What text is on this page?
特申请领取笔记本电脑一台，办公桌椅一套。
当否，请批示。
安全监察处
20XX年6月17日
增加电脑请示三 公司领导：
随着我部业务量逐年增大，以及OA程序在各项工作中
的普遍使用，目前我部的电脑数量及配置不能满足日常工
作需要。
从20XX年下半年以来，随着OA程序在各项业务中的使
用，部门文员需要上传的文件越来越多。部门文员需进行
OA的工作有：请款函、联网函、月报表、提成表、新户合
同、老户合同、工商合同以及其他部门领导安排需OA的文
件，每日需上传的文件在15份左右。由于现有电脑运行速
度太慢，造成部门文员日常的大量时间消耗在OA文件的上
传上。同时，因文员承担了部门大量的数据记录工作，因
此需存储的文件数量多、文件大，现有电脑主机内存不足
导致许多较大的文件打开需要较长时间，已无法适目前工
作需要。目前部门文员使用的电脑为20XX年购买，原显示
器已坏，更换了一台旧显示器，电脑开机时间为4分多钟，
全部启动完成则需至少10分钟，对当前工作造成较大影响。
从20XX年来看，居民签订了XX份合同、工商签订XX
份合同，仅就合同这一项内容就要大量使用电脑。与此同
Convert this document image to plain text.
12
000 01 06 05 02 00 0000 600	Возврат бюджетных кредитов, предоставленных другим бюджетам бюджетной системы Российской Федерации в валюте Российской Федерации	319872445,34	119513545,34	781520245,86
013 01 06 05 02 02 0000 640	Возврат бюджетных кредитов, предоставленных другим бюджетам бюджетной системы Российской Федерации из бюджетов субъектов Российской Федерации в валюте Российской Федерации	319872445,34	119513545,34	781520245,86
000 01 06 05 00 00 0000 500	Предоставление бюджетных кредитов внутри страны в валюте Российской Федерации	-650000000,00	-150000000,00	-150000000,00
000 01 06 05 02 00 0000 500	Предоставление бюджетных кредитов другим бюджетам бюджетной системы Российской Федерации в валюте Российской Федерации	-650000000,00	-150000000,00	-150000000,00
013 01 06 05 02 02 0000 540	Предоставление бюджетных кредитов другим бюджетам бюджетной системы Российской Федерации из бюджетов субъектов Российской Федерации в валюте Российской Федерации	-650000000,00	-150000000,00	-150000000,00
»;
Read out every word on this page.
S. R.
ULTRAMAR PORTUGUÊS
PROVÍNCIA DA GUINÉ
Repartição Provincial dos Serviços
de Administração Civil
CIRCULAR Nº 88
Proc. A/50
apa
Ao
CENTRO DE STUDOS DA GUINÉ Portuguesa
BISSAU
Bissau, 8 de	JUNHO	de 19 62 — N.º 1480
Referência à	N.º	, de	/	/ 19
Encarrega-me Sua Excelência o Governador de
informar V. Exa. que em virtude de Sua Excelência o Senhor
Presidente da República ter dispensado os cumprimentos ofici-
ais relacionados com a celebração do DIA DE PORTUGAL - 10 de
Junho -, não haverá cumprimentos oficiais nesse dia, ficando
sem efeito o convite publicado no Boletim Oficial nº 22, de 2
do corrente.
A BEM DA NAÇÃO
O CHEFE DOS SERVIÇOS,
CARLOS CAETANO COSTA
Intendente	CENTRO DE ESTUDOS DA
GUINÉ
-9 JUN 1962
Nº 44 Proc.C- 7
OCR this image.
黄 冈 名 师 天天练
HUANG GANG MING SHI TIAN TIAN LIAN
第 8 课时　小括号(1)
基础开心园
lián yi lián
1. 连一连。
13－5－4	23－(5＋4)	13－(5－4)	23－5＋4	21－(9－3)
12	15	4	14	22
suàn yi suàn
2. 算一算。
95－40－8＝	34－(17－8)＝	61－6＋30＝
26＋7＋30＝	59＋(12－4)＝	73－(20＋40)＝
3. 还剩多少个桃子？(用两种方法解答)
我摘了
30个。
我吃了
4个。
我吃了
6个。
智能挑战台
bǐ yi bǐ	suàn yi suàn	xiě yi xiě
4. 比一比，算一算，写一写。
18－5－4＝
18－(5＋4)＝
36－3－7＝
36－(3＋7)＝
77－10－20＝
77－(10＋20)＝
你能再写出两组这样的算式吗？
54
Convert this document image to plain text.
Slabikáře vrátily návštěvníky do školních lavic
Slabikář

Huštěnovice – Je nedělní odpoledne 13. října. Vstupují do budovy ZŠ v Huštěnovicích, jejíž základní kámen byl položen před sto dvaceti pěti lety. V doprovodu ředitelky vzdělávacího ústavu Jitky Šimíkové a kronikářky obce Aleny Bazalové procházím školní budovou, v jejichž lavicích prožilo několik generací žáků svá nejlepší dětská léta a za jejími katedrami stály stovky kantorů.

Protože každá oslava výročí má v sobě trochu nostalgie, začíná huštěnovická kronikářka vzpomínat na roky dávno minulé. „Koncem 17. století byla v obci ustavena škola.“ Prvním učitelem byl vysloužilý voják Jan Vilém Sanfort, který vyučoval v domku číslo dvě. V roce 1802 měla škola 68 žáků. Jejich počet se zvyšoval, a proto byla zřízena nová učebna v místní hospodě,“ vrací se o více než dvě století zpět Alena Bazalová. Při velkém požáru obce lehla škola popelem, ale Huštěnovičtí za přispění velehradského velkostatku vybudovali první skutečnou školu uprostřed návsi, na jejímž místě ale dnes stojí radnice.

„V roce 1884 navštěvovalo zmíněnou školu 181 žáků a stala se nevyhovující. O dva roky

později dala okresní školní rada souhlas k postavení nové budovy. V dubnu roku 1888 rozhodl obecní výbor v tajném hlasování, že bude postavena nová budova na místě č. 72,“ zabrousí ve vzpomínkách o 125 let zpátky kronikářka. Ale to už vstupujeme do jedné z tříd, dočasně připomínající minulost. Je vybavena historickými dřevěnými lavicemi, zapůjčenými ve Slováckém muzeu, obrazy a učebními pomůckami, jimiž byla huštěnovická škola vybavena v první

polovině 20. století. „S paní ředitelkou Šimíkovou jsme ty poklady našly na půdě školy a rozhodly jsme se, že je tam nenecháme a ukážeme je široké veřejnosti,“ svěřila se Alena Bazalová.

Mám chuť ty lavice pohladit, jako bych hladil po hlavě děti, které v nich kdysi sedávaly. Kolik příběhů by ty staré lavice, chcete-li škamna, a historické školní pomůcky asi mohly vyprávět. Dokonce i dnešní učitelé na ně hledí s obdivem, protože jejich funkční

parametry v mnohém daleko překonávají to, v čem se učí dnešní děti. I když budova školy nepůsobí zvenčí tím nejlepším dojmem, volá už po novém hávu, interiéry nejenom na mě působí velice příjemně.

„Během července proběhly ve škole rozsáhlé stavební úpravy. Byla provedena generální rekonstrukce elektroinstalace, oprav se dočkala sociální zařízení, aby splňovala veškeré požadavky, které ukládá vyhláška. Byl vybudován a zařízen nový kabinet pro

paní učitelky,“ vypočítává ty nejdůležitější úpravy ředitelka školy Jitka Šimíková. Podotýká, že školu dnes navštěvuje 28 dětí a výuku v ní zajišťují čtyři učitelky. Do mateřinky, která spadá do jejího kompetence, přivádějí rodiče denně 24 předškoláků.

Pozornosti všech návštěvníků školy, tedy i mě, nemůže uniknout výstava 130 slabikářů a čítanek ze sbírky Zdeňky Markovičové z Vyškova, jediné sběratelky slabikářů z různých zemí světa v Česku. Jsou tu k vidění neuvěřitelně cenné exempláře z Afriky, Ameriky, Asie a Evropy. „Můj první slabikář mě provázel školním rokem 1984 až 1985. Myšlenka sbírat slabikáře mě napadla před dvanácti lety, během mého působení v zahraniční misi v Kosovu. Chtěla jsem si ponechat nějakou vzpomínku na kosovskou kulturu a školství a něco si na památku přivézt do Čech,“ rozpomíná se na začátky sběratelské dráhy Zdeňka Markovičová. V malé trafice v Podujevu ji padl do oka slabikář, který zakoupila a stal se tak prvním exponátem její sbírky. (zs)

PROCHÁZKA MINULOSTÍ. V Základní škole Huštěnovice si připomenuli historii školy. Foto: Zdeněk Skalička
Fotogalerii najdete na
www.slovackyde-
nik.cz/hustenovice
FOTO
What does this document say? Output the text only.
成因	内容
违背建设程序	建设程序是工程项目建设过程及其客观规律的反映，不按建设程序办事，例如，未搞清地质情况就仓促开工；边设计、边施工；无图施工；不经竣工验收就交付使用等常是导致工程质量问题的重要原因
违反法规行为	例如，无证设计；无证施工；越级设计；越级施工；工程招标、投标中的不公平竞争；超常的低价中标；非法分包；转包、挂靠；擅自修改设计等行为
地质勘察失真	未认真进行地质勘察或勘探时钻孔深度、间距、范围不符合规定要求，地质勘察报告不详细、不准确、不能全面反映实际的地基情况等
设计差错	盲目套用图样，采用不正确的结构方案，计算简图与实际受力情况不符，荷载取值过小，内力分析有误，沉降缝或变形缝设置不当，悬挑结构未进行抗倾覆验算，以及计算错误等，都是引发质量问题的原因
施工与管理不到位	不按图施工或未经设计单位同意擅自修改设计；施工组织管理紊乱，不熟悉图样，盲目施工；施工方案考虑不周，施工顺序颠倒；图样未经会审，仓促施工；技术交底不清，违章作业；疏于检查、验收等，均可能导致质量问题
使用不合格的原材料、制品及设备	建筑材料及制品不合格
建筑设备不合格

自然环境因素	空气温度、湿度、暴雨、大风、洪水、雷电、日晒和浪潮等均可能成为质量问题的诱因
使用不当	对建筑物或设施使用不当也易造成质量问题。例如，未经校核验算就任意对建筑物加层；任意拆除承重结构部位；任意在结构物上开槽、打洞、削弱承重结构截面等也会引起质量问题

########################################

Repeat exactly, and only, the lines from the one containing "What does this" through the end of the material.

#### RESULT OF THIS TASK
What does this document say? Output the text only.
成因	内容
违背建设程序	建设程序是工程项目建设过程及其客观规律的反映，不按建设程序办事，例如，未搞清地质情况就仓促开工；边设计、边施工；无图施工；不经竣工验收就交付使用等常是导致工程质量问题的重要原因
违反法规行为	例如，无证设计；无证施工；越级设计；越级施工；工程招标、投标中的不公平竞争；超常的低价中标；非法分包；转包、挂靠；擅自修改设计等行为
地质勘察失真	未认真进行地质勘察或勘探时钻孔深度、间距、范围不符合规定要求，地质勘察报告不详细、不准确、不能全面反映实际的地基情况等
设计差错	盲目套用图样，采用不正确的结构方案，计算简图与实际受力情况不符，荷载取值过小，内力分析有误，沉降缝或变形缝设置不当，悬挑结构未进行抗倾覆验算，以及计算错误等，都是引发质量问题的原因
施工与管理不到位	不按图施工或未经设计单位同意擅自修改设计；施工组织管理紊乱，不熟悉图样，盲目施工；施工方案考虑不周，施工顺序颠倒；图样未经会审，仓促施工；技术交底不清，违章作业；疏于检查、验收等，均可能导致质量问题
使用不合格的原材料、制品及设备	建筑材料及制品不合格
建筑设备不合格

自然环境因素	空气温度、湿度、暴雨、大风、洪水、雷电、日晒和浪潮等均可能成为质量问题的诱因
使用不当	对建筑物或设施使用不当也易造成质量问题。例如，未经校核验算就任意对建筑物加层；任意拆除承重结构部位；任意在结构物上开槽、打洞、削弱承重结构截面等也会引起质量问题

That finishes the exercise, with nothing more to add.